#### WHAT IS REQUIRED:
Work out how many lines in the following entries contain the string "Slater", and write only that number.

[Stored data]
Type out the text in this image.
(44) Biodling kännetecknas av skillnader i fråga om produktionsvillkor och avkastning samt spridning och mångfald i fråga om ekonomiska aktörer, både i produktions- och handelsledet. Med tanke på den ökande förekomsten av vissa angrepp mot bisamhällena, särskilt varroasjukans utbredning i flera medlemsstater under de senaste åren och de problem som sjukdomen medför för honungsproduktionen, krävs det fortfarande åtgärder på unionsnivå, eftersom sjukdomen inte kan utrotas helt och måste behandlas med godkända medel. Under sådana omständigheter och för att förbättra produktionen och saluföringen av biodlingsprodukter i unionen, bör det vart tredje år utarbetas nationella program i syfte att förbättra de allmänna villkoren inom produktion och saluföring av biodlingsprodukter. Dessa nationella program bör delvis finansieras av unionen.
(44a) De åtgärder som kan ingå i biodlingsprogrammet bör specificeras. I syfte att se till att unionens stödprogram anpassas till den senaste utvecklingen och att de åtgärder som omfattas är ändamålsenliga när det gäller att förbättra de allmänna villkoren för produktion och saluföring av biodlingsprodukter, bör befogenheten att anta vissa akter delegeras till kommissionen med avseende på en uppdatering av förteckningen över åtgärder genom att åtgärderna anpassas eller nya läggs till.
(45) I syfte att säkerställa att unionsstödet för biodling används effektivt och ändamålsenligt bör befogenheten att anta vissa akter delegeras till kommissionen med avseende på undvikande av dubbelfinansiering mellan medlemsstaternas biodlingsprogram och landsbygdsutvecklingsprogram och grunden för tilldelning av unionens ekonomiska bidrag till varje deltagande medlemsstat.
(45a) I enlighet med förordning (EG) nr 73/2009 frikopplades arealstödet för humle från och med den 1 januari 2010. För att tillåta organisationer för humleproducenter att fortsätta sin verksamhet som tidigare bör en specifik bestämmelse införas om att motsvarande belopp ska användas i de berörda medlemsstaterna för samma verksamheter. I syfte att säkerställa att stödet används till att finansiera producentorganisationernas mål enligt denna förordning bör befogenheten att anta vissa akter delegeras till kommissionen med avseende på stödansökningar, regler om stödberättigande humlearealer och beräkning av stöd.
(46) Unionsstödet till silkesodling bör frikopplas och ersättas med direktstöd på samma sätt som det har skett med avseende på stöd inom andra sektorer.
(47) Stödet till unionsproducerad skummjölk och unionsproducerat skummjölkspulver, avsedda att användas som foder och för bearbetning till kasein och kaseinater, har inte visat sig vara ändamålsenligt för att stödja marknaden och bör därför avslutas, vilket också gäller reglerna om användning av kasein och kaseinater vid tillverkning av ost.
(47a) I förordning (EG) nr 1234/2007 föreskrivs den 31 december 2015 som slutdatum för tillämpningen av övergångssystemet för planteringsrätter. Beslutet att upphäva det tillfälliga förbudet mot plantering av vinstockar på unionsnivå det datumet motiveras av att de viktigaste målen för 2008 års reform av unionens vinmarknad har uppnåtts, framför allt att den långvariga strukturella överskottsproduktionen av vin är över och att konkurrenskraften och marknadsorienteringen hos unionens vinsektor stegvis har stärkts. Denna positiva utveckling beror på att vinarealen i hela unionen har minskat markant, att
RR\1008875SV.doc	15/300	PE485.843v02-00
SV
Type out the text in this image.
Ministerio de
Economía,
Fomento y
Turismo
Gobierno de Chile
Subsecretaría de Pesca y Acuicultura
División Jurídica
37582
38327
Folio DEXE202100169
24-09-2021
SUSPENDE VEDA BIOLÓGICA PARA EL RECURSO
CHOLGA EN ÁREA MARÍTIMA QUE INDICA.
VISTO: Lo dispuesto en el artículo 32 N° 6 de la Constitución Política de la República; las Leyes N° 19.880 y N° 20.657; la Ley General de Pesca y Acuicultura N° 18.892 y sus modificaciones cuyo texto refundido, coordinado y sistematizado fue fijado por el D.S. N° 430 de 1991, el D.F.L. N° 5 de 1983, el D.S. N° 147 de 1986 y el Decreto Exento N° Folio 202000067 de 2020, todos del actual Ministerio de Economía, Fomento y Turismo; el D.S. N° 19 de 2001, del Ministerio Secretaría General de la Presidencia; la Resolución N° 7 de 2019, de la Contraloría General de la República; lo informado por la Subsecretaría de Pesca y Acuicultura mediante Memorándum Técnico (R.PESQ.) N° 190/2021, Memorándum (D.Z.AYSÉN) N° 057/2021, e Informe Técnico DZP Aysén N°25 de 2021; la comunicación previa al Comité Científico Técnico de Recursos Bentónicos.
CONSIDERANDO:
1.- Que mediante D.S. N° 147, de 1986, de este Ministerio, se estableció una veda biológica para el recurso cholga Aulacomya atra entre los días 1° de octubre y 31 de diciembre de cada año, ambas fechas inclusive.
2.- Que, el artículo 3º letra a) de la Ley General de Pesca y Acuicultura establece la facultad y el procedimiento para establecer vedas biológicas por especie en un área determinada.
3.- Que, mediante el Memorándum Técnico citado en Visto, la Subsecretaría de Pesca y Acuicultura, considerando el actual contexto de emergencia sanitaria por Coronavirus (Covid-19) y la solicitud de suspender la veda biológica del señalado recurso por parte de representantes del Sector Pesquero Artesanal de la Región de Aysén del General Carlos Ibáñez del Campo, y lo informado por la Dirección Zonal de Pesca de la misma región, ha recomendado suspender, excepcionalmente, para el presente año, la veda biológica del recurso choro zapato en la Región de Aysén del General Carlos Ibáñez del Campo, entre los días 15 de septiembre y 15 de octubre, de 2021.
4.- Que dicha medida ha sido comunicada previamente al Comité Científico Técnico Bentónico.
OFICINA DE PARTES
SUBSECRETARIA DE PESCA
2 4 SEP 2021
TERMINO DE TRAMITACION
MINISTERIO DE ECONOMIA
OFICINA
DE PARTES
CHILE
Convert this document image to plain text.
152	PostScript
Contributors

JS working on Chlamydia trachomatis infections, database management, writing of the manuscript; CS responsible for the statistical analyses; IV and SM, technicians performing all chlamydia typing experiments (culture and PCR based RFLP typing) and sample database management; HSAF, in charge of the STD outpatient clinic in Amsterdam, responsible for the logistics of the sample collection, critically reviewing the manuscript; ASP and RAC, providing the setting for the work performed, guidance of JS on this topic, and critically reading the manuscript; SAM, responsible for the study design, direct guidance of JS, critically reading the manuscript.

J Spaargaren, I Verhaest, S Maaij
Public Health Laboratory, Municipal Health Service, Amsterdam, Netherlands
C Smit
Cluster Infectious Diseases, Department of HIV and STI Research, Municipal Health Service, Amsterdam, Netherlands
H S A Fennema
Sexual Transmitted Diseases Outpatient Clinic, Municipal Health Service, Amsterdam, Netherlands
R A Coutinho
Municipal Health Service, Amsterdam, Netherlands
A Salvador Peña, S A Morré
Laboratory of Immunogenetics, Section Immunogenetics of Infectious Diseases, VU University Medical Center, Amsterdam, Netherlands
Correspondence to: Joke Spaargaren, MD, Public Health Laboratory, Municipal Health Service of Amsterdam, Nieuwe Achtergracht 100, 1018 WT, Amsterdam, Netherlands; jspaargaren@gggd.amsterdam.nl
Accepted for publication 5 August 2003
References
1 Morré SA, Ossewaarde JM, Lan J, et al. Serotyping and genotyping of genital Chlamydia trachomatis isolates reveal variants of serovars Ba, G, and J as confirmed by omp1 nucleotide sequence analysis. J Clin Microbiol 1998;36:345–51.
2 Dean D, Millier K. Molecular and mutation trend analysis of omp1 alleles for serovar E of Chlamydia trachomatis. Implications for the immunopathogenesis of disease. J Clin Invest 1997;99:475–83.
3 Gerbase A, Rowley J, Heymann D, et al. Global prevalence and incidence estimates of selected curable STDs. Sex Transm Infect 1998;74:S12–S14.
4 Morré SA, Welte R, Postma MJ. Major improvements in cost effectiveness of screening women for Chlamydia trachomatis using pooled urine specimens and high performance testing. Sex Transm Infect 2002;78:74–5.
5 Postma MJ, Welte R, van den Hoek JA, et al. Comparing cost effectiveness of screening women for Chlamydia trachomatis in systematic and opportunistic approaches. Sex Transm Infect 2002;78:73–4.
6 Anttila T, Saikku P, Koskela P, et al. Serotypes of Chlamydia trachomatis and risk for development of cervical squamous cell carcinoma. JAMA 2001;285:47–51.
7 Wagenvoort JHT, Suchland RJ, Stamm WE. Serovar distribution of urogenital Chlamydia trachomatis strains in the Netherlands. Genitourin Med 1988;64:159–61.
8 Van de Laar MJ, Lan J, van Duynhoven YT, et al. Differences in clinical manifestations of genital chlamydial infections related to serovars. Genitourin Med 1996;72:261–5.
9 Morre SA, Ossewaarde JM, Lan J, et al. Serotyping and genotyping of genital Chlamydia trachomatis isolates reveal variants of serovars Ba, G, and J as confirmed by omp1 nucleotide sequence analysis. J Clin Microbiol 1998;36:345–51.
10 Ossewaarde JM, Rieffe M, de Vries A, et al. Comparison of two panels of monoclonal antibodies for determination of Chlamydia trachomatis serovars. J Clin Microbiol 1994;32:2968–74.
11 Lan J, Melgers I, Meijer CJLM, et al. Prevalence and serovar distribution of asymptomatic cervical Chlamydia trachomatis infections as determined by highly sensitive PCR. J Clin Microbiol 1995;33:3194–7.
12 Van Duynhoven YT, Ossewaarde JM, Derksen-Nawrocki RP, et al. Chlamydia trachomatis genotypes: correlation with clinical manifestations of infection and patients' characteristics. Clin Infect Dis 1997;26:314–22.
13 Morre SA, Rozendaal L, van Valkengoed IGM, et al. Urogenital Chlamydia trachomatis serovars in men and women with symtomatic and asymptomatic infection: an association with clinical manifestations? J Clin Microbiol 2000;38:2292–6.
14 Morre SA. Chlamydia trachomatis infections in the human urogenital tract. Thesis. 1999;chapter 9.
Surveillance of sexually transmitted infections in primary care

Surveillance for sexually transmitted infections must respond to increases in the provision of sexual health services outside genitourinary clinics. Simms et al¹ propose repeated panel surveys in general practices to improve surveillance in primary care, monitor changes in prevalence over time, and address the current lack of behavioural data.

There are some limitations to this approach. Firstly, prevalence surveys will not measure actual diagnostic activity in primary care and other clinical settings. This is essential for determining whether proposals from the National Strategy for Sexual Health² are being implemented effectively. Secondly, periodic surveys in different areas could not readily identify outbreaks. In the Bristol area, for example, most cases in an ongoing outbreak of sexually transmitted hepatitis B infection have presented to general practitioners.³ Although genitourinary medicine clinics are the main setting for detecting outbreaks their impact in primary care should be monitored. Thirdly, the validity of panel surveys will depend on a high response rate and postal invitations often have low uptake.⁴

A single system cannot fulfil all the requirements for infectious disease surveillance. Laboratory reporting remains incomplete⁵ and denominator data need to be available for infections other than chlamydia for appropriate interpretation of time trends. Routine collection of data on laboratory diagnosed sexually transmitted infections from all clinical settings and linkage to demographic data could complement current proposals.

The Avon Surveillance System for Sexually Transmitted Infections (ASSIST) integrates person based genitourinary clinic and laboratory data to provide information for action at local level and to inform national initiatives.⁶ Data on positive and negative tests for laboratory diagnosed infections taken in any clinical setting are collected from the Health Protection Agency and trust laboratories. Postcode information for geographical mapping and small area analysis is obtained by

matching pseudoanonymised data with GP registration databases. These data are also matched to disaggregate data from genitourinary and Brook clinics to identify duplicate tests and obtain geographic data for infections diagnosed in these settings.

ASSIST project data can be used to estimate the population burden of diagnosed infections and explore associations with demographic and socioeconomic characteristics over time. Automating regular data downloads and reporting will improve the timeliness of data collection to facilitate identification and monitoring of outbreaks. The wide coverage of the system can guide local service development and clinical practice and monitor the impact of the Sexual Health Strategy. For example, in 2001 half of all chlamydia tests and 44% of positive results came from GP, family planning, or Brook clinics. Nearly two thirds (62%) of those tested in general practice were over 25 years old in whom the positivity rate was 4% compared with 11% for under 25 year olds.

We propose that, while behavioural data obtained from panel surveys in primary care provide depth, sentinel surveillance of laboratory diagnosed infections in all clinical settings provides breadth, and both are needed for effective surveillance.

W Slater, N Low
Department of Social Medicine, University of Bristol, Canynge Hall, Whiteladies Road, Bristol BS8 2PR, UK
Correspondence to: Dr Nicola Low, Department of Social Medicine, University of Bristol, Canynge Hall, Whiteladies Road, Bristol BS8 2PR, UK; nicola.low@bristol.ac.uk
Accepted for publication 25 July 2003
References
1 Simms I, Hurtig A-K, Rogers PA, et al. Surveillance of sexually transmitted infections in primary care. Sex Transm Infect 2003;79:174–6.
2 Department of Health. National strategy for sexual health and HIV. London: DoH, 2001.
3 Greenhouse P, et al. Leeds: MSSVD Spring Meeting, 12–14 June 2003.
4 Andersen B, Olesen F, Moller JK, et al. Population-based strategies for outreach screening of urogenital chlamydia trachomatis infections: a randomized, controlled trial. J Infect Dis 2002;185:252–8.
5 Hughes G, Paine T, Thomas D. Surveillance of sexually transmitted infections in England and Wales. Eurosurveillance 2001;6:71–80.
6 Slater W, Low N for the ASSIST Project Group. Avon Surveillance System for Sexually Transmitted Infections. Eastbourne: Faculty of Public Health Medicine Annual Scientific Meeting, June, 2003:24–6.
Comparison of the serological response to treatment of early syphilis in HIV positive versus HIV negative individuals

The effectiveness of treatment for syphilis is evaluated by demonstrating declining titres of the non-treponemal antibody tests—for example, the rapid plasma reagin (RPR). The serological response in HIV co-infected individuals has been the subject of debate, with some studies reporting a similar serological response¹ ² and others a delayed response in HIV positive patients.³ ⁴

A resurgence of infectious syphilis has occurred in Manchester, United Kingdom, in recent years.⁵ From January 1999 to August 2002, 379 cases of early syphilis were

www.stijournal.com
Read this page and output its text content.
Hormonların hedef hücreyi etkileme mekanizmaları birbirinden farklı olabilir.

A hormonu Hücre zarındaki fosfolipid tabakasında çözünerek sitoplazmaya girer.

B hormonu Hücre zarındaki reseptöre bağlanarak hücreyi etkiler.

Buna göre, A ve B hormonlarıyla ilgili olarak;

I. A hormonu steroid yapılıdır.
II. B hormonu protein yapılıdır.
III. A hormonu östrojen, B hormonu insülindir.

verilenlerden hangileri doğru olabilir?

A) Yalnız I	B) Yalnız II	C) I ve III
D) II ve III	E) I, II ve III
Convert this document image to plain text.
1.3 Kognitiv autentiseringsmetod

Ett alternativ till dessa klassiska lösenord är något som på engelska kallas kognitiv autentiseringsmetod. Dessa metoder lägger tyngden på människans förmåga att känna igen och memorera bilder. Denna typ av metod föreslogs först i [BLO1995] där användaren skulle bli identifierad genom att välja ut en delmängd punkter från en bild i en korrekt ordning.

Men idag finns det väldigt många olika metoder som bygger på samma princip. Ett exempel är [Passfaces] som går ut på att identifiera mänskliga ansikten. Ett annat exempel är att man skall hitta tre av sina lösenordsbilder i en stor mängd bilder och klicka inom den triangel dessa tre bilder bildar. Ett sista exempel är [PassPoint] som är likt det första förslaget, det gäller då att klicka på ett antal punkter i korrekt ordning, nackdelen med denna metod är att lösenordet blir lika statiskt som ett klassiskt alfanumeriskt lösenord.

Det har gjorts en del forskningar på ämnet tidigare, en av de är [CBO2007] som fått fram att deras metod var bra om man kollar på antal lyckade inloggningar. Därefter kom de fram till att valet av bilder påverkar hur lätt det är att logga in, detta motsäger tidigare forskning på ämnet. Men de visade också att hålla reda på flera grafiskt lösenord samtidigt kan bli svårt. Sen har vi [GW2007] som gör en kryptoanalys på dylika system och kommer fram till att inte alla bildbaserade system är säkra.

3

#### OUTPUT FOR THIS TASK:
2